Below is a set of records; print all of them exactly as written.

• _Working data_
-- start --

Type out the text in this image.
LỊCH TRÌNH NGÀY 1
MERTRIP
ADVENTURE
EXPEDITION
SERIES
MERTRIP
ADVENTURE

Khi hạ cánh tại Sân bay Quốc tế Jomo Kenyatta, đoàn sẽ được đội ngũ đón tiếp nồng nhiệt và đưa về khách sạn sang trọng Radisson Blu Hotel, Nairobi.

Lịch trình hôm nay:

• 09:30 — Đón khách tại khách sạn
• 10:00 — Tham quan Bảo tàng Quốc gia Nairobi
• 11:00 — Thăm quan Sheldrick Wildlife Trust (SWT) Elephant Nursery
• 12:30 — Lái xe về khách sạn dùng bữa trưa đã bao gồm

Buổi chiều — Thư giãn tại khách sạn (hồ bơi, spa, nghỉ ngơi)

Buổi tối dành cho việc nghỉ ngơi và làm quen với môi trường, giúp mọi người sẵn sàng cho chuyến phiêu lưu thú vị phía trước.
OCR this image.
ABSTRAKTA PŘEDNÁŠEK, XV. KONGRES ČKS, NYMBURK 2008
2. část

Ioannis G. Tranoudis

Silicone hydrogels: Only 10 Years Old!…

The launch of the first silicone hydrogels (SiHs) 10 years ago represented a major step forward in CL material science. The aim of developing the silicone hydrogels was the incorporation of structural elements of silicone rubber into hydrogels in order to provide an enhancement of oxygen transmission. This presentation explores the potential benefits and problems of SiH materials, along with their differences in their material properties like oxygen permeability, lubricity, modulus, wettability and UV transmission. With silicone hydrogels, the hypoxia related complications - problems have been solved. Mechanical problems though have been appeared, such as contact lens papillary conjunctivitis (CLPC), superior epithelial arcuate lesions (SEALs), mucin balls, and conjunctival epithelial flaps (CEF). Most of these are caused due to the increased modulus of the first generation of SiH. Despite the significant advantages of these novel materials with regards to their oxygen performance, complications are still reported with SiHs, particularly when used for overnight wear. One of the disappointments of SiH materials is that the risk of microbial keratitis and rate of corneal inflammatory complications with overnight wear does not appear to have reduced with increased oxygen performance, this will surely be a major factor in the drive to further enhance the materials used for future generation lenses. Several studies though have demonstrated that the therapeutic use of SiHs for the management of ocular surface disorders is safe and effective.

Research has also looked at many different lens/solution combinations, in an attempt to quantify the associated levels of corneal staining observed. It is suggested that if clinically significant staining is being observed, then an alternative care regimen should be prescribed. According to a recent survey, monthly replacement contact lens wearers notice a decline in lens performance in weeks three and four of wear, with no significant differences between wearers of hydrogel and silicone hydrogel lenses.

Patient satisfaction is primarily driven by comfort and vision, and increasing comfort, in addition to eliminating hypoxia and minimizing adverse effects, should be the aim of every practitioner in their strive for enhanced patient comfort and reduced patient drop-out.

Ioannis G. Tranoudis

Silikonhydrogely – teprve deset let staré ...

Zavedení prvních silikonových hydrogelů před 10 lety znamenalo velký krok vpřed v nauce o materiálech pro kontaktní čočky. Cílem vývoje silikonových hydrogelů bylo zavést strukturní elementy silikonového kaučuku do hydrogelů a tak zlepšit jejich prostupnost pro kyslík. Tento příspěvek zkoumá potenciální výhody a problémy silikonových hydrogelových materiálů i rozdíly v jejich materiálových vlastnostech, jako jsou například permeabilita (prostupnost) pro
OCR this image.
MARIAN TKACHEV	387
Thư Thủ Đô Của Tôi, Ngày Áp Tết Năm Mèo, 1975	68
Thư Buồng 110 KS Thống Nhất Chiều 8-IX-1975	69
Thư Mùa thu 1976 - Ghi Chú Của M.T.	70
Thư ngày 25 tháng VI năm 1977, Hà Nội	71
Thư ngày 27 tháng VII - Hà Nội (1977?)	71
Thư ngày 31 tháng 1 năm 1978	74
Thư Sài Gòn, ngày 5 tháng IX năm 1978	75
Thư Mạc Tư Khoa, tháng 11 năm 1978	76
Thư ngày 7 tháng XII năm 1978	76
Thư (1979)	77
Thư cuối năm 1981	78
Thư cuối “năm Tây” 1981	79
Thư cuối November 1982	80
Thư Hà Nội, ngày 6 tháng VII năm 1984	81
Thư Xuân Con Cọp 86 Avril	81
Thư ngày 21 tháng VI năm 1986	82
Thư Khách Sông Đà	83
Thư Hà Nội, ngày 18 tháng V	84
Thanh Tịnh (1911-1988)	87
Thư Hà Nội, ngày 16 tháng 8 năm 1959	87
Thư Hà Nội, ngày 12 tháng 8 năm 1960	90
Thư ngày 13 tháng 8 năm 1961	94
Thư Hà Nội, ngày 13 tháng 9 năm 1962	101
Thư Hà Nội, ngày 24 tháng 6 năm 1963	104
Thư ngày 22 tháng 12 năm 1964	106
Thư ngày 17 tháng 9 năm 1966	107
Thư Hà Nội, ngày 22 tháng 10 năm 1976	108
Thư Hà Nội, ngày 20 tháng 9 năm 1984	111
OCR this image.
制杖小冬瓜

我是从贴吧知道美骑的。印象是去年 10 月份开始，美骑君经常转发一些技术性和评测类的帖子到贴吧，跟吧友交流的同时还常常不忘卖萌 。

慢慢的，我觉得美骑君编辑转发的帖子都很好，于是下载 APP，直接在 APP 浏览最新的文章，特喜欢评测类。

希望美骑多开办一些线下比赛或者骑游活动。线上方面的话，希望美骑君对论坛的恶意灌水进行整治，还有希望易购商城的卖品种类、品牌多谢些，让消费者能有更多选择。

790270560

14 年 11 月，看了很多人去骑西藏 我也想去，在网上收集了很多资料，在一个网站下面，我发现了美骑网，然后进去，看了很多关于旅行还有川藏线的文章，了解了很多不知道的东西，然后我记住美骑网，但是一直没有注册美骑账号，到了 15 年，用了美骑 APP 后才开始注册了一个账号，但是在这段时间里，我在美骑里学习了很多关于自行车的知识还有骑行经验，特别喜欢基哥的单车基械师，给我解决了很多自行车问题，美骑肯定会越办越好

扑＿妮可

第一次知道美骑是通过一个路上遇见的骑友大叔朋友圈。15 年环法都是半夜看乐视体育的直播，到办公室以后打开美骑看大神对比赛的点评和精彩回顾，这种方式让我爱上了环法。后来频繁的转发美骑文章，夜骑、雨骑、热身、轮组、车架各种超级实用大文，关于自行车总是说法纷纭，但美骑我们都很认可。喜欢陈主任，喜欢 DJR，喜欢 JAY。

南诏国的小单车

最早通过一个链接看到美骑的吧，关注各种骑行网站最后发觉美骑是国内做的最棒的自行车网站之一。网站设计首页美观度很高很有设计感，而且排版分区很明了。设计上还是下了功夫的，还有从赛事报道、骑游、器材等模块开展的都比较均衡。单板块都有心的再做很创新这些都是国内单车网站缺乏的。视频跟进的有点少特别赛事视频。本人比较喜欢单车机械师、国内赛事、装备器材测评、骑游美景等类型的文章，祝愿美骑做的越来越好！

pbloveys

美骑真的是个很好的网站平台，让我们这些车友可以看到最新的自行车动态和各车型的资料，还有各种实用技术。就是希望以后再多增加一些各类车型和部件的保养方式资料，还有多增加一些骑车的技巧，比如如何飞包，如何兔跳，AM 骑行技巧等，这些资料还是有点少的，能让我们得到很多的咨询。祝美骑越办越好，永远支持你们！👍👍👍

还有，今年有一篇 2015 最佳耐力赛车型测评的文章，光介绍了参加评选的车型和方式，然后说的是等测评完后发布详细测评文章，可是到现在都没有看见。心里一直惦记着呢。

-- end --

• _Solution for this exercise_
Type out the text in this image.
LỊCH TRÌNH NGÀY 1
MERTRIP
ADVENTURE
EXPEDITION
SERIES
MERTRIP
ADVENTURE

Khi hạ cánh tại Sân bay Quốc tế Jomo Kenyatta, đoàn sẽ được đội ngũ đón tiếp nồng nhiệt và đưa về khách sạn sang trọng Radisson Blu Hotel, Nairobi.

Lịch trình hôm nay:

• 09:30 — Đón khách tại khách sạn
• 10:00 — Tham quan Bảo tàng Quốc gia Nairobi
• 11:00 — Thăm quan Sheldrick Wildlife Trust (SWT) Elephant Nursery
• 12:30 — Lái xe về khách sạn dùng bữa trưa đã bao gồm

Buổi chiều — Thư giãn tại khách sạn (hồ bơi, spa, nghỉ ngơi)

Buổi tối dành cho việc nghỉ ngơi và làm quen với môi trường, giúp mọi người sẵn sàng cho chuyến phiêu lưu thú vị phía trước.
OCR this image.
ABSTRAKTA PŘEDNÁŠEK, XV. KONGRES ČKS, NYMBURK 2008
2. část

Ioannis G. Tranoudis

Silicone hydrogels: Only 10 Years Old!…

The launch of the first silicone hydrogels (SiHs) 10 years ago represented a major step forward in CL material science. The aim of developing the silicone hydrogels was the incorporation of structural elements of silicone rubber into hydrogels in order to provide an enhancement of oxygen transmission. This presentation explores the potential benefits and problems of SiH materials, along with their differences in their material properties like oxygen permeability, lubricity, modulus, wettability and UV transmission. With silicone hydrogels, the hypoxia related complications - problems have been solved. Mechanical problems though have been appeared, such as contact lens papillary conjunctivitis (CLPC), superior epithelial arcuate lesions (SEALs), mucin balls, and conjunctival epithelial flaps (CEF). Most of these are caused due to the increased modulus of the first generation of SiH. Despite the significant advantages of these novel materials with regards to their oxygen performance, complications are still reported with SiHs, particularly when used for overnight wear. One of the disappointments of SiH materials is that the risk of microbial keratitis and rate of corneal inflammatory complications with overnight wear does not appear to have reduced with increased oxygen performance, this will surely be a major factor in the drive to further enhance the materials used for future generation lenses. Several studies though have demonstrated that the therapeutic use of SiHs for the management of ocular surface disorders is safe and effective.

Research has also looked at many different lens/solution combinations, in an attempt to quantify the associated levels of corneal staining observed. It is suggested that if clinically significant staining is being observed, then an alternative care regimen should be prescribed. According to a recent survey, monthly replacement contact lens wearers notice a decline in lens performance in weeks three and four of wear, with no significant differences between wearers of hydrogel and silicone hydrogel lenses.

Patient satisfaction is primarily driven by comfort and vision, and increasing comfort, in addition to eliminating hypoxia and minimizing adverse effects, should be the aim of every practitioner in their strive for enhanced patient comfort and reduced patient drop-out.

Ioannis G. Tranoudis

Silikonhydrogely – teprve deset let staré ...

Zavedení prvních silikonových hydrogelů před 10 lety znamenalo velký krok vpřed v nauce o materiálech pro kontaktní čočky. Cílem vývoje silikonových hydrogelů bylo zavést strukturní elementy silikonového kaučuku do hydrogelů a tak zlepšit jejich prostupnost pro kyslík. Tento příspěvek zkoumá potenciální výhody a problémy silikonových hydrogelových materiálů i rozdíly v jejich materiálových vlastnostech, jako jsou například permeabilita (prostupnost) pro
OCR this image.
MARIAN TKACHEV	387
Thư Thủ Đô Của Tôi, Ngày Áp Tết Năm Mèo, 1975	68
Thư Buồng 110 KS Thống Nhất Chiều 8-IX-1975	69
Thư Mùa thu 1976 - Ghi Chú Của M.T.	70
Thư ngày 25 tháng VI năm 1977, Hà Nội	71
Thư ngày 27 tháng VII - Hà Nội (1977?)	71
Thư ngày 31 tháng 1 năm 1978	74
Thư Sài Gòn, ngày 5 tháng IX năm 1978	75
Thư Mạc Tư Khoa, tháng 11 năm 1978	76
Thư ngày 7 tháng XII năm 1978	76
Thư (1979)	77
Thư cuối năm 1981	78
Thư cuối “năm Tây” 1981	79
Thư cuối November 1982	80
Thư Hà Nội, ngày 6 tháng VII năm 1984	81
Thư Xuân Con Cọp 86 Avril	81
Thư ngày 21 tháng VI năm 1986	82
Thư Khách Sông Đà	83
Thư Hà Nội, ngày 18 tháng V	84
Thanh Tịnh (1911-1988)	87
Thư Hà Nội, ngày 16 tháng 8 năm 1959	87
Thư Hà Nội, ngày 12 tháng 8 năm 1960	90
Thư ngày 13 tháng 8 năm 1961	94
Thư Hà Nội, ngày 13 tháng 9 năm 1962	101
Thư Hà Nội, ngày 24 tháng 6 năm 1963	104
Thư ngày 22 tháng 12 năm 1964	106
Thư ngày 17 tháng 9 năm 1966	107
Thư Hà Nội, ngày 22 tháng 10 năm 1976	108
Thư Hà Nội, ngày 20 tháng 9 năm 1984	111
OCR this image.
制杖小冬瓜

我是从贴吧知道美骑的。印象是去年 10 月份开始，美骑君经常转发一些技术性和评测类的帖子到贴吧，跟吧友交流的同时还常常不忘卖萌 。

慢慢的，我觉得美骑君编辑转发的帖子都很好，于是下载 APP，直接在 APP 浏览最新的文章，特喜欢评测类。

希望美骑多开办一些线下比赛或者骑游活动。线上方面的话，希望美骑君对论坛的恶意灌水进行整治，还有希望易购商城的卖品种类、品牌多谢些，让消费者能有更多选择。

790270560

14 年 11 月，看了很多人去骑西藏 我也想去，在网上收集了很多资料，在一个网站下面，我发现了美骑网，然后进去，看了很多关于旅行还有川藏线的文章，了解了很多不知道的东西，然后我记住美骑网，但是一直没有注册美骑账号，到了 15 年，用了美骑 APP 后才开始注册了一个账号，但是在这段时间里，我在美骑里学习了很多关于自行车的知识还有骑行经验，特别喜欢基哥的单车基械师，给我解决了很多自行车问题，美骑肯定会越办越好

扑＿妮可

第一次知道美骑是通过一个路上遇见的骑友大叔朋友圈。15 年环法都是半夜看乐视体育的直播，到办公室以后打开美骑看大神对比赛的点评和精彩回顾，这种方式让我爱上了环法。后来频繁的转发美骑文章，夜骑、雨骑、热身、轮组、车架各种超级实用大文，关于自行车总是说法纷纭，但美骑我们都很认可。喜欢陈主任，喜欢 DJR，喜欢 JAY。

南诏国的小单车

最早通过一个链接看到美骑的吧，关注各种骑行网站最后发觉美骑是国内做的最棒的自行车网站之一。网站设计首页美观度很高很有设计感，而且排版分区很明了。设计上还是下了功夫的，还有从赛事报道、骑游、器材等模块开展的都比较均衡。单板块都有心的再做很创新这些都是国内单车网站缺乏的。视频跟进的有点少特别赛事视频。本人比较喜欢单车机械师、国内赛事、装备器材测评、骑游美景等类型的文章，祝愿美骑做的越来越好！

pbloveys

美骑真的是个很好的网站平台，让我们这些车友可以看到最新的自行车动态和各车型的资料，还有各种实用技术。就是希望以后再多增加一些各类车型和部件的保养方式资料，还有多增加一些骑车的技巧，比如如何飞包，如何兔跳，AM 骑行技巧等，这些资料还是有点少的，能让我们得到很多的咨询。祝美骑越办越好，永远支持你们！👍👍👍

还有，今年有一篇 2015 最佳耐力赛车型测评的文章，光介绍了参加评选的车型和方式，然后说的是等测评完后发布详细测评文章，可是到现在都没有看见。心里一直惦记着呢。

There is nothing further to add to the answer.